[To be done]
Extract every line of the rows that contains the string "overlap", matching case exactly.
** Start of Data supplied **
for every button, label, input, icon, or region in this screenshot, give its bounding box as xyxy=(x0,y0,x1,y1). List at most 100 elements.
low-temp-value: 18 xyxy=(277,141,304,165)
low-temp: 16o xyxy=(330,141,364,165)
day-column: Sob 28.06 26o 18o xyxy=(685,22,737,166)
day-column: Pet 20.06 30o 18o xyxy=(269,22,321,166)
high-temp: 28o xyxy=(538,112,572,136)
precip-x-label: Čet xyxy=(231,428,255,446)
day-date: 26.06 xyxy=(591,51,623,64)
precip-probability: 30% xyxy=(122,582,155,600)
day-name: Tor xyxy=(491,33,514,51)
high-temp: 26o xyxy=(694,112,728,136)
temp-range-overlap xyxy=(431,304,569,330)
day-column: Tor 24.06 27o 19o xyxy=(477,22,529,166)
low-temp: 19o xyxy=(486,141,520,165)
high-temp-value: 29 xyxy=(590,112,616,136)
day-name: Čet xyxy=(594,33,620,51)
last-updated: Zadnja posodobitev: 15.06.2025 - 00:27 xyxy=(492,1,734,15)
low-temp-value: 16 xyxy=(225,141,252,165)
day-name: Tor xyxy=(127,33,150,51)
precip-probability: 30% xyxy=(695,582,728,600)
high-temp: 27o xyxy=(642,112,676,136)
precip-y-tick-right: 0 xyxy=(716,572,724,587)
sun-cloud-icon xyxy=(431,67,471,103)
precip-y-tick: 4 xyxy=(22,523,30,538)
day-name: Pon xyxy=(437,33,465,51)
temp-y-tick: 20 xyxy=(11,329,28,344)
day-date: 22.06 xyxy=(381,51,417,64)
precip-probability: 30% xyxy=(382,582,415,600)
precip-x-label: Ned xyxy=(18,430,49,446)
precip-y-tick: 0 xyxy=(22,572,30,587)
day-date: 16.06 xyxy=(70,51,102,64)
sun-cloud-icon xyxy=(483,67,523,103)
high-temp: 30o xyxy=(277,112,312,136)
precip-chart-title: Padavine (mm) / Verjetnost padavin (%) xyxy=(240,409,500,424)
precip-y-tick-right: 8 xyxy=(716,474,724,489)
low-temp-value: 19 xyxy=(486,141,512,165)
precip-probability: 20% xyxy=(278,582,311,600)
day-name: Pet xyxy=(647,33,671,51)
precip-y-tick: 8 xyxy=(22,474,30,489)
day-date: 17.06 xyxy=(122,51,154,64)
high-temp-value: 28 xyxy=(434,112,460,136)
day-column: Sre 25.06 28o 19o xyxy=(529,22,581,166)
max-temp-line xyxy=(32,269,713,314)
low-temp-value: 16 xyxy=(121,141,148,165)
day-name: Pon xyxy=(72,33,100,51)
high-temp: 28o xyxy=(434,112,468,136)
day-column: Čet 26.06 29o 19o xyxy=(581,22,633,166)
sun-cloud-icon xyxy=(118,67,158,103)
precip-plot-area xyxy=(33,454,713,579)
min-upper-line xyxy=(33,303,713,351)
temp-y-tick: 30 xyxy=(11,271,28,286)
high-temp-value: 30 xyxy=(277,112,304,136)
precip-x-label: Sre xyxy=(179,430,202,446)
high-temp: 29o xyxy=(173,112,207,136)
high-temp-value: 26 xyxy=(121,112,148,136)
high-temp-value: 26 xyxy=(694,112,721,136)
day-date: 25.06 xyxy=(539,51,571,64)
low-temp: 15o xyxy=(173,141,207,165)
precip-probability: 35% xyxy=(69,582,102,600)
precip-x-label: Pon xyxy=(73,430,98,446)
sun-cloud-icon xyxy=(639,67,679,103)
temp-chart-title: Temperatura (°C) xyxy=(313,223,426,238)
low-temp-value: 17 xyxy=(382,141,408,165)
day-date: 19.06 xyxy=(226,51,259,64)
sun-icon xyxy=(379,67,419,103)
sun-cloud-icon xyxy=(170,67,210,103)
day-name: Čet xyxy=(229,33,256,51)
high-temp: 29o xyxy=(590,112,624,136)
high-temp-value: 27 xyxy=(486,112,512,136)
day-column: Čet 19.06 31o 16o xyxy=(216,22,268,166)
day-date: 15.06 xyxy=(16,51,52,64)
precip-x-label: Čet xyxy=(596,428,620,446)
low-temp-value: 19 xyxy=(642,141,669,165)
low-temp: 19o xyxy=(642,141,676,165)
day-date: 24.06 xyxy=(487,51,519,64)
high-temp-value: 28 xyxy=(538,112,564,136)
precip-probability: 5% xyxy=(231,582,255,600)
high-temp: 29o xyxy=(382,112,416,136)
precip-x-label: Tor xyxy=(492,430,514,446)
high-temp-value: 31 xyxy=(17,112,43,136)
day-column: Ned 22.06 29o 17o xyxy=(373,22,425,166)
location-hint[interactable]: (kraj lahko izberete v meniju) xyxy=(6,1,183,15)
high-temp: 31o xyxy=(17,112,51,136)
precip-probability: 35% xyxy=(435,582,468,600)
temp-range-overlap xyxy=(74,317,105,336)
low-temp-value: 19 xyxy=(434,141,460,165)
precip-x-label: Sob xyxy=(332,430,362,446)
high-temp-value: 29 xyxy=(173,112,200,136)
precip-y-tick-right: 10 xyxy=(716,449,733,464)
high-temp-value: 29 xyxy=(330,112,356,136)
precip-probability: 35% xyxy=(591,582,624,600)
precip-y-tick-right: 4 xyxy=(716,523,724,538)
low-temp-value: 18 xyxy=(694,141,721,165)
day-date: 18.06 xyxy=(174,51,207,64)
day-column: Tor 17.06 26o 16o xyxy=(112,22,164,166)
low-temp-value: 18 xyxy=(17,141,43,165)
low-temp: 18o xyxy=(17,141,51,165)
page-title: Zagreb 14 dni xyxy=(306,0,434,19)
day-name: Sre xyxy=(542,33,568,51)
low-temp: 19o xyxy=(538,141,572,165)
** End of Data supplied **
** Start of Data supplied **
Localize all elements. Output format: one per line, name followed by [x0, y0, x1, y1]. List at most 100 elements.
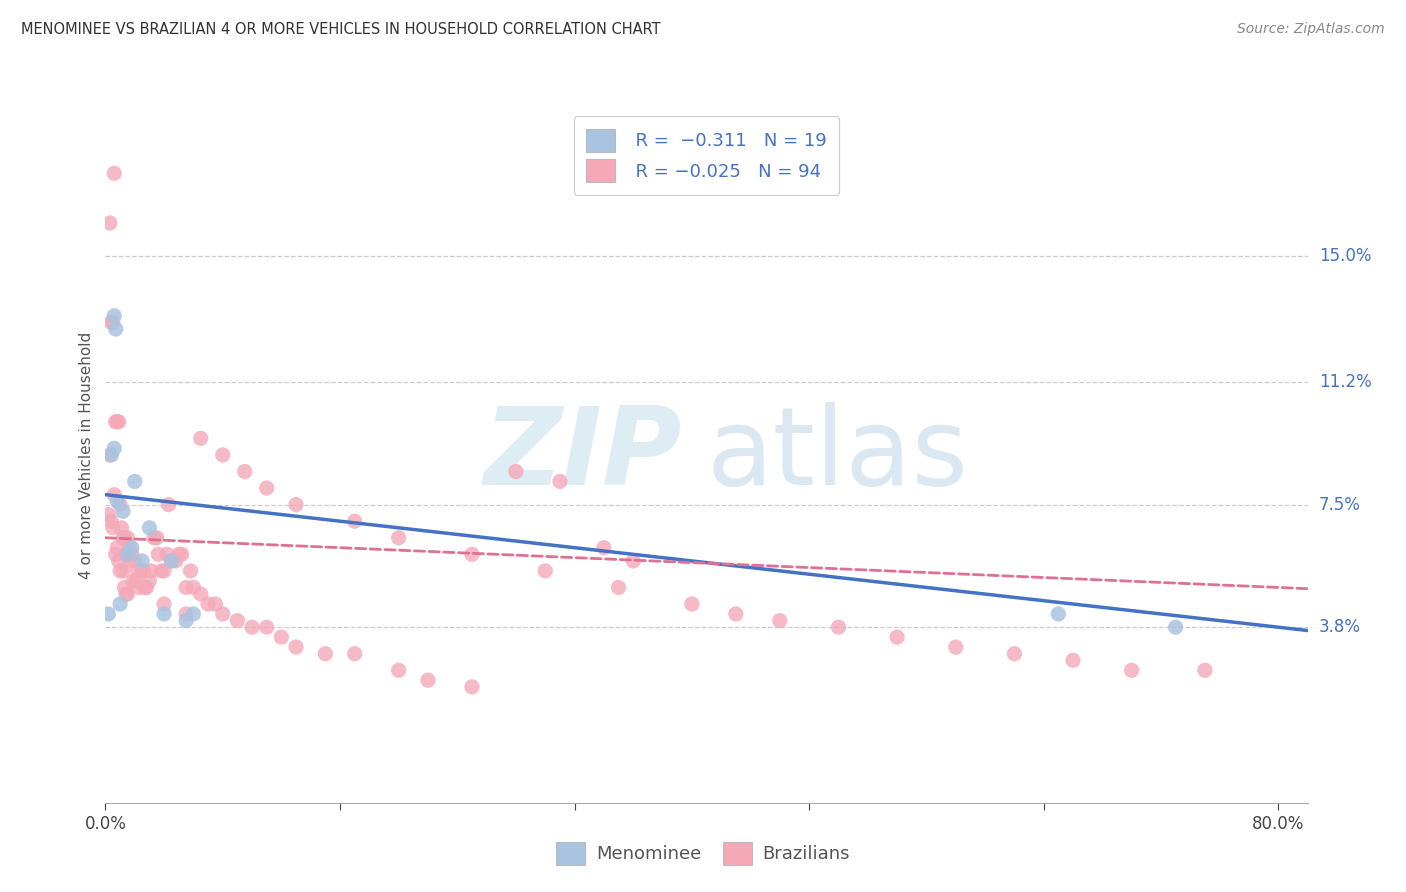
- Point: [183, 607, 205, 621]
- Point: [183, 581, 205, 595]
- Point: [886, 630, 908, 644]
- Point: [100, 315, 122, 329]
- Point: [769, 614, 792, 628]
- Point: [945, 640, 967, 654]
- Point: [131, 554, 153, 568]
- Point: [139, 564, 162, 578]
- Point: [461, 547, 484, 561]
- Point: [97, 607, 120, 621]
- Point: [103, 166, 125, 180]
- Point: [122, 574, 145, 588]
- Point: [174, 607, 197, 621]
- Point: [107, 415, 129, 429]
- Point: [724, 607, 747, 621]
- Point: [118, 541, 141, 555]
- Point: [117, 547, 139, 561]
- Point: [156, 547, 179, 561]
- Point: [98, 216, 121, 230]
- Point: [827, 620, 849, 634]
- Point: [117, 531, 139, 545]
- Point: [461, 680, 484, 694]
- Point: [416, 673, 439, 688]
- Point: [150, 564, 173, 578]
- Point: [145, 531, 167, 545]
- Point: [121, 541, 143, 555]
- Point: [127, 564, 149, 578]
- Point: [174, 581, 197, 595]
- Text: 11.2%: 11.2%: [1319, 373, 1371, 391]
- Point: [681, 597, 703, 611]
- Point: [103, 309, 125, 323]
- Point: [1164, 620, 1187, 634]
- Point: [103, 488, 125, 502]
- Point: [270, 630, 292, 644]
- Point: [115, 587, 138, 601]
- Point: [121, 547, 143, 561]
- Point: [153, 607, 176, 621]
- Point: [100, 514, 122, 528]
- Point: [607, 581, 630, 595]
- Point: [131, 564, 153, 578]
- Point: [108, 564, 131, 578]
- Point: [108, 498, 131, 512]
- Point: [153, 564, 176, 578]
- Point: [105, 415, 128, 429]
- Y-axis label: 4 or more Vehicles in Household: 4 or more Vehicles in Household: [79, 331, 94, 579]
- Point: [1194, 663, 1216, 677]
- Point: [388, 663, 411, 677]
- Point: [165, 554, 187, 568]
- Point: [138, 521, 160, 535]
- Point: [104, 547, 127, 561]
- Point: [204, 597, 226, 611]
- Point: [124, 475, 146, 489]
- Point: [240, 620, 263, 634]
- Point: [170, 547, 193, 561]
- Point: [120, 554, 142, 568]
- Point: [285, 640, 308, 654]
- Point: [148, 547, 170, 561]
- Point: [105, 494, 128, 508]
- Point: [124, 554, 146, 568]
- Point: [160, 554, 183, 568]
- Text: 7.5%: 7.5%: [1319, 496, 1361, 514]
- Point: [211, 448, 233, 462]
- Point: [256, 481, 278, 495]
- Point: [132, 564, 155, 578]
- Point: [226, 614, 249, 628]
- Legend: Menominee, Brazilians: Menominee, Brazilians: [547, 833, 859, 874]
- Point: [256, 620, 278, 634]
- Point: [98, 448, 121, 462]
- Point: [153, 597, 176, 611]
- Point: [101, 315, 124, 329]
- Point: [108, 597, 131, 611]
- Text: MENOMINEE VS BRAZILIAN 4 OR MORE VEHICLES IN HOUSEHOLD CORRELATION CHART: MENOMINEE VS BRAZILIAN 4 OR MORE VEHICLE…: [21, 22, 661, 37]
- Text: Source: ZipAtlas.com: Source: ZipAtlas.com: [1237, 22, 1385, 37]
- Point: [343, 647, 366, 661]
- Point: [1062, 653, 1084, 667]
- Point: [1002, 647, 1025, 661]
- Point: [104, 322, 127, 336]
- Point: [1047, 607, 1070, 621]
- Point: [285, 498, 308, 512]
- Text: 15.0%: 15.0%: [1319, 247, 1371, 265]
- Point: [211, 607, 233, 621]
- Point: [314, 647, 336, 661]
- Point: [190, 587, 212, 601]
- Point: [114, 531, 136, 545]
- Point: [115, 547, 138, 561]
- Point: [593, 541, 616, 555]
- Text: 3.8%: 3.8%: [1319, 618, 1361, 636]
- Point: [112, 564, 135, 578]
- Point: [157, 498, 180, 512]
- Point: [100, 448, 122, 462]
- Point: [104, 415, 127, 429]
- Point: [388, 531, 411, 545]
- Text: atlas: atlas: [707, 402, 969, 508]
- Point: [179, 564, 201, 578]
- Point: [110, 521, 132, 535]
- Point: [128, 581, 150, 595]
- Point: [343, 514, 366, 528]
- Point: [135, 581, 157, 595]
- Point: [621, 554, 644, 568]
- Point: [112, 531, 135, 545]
** End of Data supplied **
** Start of Data supplied **
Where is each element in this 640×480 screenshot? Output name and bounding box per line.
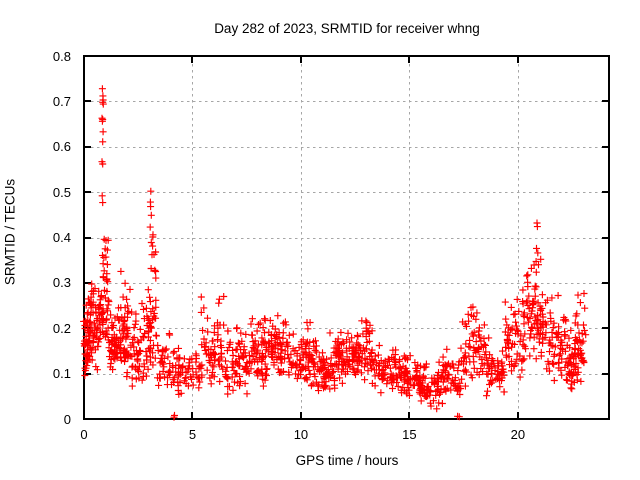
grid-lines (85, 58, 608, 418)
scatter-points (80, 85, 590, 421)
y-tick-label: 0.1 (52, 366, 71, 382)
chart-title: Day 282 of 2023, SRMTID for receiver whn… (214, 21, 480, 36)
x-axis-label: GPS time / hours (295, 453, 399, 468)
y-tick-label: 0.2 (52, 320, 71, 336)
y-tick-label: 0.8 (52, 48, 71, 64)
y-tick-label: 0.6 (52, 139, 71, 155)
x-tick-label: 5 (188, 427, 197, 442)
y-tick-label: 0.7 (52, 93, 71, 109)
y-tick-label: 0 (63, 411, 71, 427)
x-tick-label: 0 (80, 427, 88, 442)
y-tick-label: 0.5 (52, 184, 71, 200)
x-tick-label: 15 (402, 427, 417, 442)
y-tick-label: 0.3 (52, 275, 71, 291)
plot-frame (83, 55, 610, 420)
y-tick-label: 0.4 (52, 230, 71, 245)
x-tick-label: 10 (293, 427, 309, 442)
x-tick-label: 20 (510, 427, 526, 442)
** End of Data supplied **
[In response]
temp-range-overlap xyxy=(431,304,569,330)
temp-range-overlap xyxy=(74,317,105,336)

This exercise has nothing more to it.